Written exercise:
Reproduce the material word for word, from its first line through the line containing "level-tag-bg <box>1503 429 1551 444</box>", including both.

Stored records:
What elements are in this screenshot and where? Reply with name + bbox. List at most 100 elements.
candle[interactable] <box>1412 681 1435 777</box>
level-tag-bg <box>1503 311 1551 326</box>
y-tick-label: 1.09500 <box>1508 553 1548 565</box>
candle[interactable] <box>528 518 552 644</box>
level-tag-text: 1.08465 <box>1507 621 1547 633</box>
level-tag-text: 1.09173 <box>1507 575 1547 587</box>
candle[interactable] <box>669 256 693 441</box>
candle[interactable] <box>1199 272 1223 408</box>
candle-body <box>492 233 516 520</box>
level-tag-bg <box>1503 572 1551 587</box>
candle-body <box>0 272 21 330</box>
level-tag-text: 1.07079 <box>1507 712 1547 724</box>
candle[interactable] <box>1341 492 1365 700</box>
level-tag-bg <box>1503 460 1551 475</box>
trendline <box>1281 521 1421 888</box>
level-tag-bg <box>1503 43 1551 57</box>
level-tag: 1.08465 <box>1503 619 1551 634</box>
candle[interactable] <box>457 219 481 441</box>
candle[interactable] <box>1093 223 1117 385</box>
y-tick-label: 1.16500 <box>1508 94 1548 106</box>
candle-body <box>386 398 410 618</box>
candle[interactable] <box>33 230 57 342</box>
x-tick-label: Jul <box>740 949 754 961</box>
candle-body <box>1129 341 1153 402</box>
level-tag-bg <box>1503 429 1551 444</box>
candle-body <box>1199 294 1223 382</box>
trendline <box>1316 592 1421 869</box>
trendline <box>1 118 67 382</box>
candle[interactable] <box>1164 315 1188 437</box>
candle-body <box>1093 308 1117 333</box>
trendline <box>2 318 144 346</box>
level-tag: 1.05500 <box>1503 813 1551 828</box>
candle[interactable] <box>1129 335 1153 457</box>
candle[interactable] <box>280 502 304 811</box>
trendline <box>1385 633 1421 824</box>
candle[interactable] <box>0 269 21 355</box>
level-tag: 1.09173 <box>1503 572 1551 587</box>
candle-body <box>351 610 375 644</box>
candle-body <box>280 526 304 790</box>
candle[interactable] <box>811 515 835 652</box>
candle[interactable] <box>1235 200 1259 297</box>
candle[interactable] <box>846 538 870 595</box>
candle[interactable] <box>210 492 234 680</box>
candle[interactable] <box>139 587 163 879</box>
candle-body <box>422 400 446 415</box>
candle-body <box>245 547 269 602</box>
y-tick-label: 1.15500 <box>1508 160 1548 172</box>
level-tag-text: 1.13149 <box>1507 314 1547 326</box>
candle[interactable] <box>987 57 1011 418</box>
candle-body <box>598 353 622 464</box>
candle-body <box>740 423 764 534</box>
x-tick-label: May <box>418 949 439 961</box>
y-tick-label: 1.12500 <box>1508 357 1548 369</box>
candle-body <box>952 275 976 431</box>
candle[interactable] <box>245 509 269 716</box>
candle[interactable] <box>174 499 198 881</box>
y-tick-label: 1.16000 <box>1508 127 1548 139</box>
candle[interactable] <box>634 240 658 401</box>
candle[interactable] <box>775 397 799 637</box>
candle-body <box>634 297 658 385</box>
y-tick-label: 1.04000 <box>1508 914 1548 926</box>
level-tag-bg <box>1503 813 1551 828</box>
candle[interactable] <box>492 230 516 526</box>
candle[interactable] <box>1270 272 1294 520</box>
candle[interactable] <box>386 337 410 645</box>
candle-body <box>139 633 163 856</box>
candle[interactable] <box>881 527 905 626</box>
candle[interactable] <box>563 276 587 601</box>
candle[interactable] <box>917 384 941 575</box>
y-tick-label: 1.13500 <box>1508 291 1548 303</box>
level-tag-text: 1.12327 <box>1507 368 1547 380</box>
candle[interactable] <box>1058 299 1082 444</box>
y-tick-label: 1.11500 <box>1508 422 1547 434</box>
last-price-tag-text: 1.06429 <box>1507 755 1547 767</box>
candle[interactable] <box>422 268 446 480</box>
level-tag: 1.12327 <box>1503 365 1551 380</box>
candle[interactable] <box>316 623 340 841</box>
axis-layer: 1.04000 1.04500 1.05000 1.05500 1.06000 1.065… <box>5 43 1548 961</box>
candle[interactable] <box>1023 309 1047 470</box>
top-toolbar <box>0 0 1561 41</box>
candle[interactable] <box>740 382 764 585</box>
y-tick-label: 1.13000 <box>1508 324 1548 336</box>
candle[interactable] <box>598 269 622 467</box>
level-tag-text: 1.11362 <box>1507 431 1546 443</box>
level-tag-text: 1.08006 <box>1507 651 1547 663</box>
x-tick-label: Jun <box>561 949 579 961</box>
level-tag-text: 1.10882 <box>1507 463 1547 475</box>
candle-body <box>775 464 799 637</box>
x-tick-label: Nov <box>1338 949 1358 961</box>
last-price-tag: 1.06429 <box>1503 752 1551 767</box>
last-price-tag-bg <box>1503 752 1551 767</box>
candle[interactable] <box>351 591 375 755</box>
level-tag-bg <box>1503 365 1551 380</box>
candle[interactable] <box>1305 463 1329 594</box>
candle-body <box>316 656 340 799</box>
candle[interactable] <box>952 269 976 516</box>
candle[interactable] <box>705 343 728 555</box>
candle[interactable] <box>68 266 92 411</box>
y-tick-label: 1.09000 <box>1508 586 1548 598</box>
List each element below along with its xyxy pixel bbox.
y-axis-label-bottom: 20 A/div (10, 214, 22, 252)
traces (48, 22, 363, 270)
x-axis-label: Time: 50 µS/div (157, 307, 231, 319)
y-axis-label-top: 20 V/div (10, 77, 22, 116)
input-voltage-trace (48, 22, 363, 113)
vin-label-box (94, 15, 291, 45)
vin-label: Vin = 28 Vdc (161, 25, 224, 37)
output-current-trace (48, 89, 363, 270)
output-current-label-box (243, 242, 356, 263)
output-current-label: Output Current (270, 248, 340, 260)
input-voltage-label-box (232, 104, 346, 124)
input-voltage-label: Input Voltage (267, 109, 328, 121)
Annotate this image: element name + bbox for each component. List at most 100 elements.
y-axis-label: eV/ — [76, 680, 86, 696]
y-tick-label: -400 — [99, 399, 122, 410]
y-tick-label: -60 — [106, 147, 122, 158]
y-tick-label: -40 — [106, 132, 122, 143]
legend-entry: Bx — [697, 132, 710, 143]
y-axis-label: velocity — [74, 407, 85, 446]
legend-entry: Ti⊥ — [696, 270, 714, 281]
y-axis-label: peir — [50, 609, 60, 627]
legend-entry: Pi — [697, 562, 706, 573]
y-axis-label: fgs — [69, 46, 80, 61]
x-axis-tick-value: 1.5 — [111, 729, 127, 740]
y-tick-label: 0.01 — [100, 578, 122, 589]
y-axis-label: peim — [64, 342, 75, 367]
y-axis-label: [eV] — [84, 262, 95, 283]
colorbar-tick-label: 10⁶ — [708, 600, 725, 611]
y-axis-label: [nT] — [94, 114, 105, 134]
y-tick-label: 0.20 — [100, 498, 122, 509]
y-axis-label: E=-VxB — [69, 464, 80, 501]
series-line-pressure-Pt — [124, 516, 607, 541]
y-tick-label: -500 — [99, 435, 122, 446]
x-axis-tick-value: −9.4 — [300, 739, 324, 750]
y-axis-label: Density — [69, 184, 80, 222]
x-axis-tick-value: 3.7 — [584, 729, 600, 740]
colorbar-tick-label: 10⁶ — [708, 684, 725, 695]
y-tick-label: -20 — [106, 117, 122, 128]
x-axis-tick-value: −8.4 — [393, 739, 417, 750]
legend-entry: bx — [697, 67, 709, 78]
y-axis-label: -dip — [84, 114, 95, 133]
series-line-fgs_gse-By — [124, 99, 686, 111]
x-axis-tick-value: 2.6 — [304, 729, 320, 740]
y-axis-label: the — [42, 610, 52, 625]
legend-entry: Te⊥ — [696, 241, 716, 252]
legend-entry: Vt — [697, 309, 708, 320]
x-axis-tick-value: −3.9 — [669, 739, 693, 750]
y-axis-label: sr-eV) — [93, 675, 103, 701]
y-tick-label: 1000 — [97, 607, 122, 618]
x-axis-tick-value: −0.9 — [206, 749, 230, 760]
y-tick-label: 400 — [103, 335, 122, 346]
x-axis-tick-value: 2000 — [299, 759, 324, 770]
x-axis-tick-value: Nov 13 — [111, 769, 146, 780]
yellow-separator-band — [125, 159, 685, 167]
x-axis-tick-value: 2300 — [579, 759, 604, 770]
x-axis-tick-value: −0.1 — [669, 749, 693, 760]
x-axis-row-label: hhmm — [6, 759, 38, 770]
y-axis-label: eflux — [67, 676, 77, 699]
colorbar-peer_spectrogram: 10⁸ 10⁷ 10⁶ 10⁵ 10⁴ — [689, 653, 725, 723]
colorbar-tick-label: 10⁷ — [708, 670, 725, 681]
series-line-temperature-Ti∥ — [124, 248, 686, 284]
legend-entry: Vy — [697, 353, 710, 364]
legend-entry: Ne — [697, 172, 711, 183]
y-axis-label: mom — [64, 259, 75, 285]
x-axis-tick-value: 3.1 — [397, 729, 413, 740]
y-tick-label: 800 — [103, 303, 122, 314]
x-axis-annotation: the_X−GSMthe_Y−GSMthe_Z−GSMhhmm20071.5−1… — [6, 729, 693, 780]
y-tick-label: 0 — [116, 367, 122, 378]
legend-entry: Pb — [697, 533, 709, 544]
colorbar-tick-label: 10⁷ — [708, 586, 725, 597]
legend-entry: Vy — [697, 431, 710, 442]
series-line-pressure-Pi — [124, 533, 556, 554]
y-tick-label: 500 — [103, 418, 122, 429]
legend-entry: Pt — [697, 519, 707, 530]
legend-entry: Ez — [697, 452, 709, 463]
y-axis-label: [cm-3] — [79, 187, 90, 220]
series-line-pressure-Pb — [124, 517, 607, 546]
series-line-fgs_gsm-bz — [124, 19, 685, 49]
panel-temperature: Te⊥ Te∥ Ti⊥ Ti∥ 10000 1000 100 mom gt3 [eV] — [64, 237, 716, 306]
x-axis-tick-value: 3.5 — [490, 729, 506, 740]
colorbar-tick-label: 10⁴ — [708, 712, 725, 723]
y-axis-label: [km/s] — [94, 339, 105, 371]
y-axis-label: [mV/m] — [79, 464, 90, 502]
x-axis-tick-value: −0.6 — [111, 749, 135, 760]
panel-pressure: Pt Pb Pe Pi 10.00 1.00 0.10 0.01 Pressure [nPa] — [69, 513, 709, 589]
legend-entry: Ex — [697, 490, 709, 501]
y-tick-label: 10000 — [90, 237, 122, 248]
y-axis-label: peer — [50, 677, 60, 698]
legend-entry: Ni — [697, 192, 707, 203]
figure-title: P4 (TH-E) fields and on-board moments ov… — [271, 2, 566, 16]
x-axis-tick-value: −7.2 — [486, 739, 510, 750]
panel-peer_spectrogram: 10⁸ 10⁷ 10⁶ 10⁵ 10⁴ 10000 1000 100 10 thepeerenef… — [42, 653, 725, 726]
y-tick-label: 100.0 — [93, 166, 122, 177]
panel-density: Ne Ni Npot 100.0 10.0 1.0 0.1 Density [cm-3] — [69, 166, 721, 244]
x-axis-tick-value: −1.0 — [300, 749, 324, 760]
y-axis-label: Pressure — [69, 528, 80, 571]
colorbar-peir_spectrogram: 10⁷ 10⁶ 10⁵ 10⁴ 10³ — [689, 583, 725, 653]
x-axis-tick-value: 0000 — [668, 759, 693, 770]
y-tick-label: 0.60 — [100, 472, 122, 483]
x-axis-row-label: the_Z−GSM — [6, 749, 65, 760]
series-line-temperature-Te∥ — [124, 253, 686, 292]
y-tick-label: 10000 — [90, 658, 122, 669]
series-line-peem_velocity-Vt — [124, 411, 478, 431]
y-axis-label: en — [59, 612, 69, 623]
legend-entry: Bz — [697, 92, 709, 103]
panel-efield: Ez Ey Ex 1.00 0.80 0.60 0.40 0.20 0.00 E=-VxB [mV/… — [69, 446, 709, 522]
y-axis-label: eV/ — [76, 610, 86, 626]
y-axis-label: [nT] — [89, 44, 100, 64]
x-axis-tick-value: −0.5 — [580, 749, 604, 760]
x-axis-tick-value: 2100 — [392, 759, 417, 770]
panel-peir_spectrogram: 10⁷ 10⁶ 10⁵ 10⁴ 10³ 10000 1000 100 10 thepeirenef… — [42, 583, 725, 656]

Correct output:
What elements are in this screenshot and where? Reply with name + bbox. List at most 100 elements.
candle[interactable] <box>1412 681 1435 777</box>
level-tag-bg <box>1503 311 1551 326</box>
y-tick-label: 1.09500 <box>1508 553 1548 565</box>
candle[interactable] <box>528 518 552 644</box>
level-tag-text: 1.08465 <box>1507 621 1547 633</box>
level-tag-text: 1.09173 <box>1507 575 1547 587</box>
candle[interactable] <box>669 256 693 441</box>
candle[interactable] <box>1199 272 1223 408</box>
candle-body <box>492 233 516 520</box>
level-tag-bg <box>1503 572 1551 587</box>
candle-body <box>0 272 21 330</box>
level-tag-text: 1.07079 <box>1507 712 1547 724</box>
candle[interactable] <box>1341 492 1365 700</box>
level-tag-bg <box>1503 460 1551 475</box>
trendline <box>1281 521 1421 888</box>
level-tag-bg <box>1503 43 1551 57</box>
level-tag: 1.08465 <box>1503 619 1551 634</box>
candle[interactable] <box>457 219 481 441</box>
candle[interactable] <box>1093 223 1117 385</box>
y-tick-label: 1.16500 <box>1508 94 1548 106</box>
candle-body <box>386 398 410 618</box>
candle[interactable] <box>33 230 57 342</box>
x-tick-label: Jul <box>740 949 754 961</box>
candle-body <box>1129 341 1153 402</box>
level-tag-bg <box>1503 429 1551 444</box>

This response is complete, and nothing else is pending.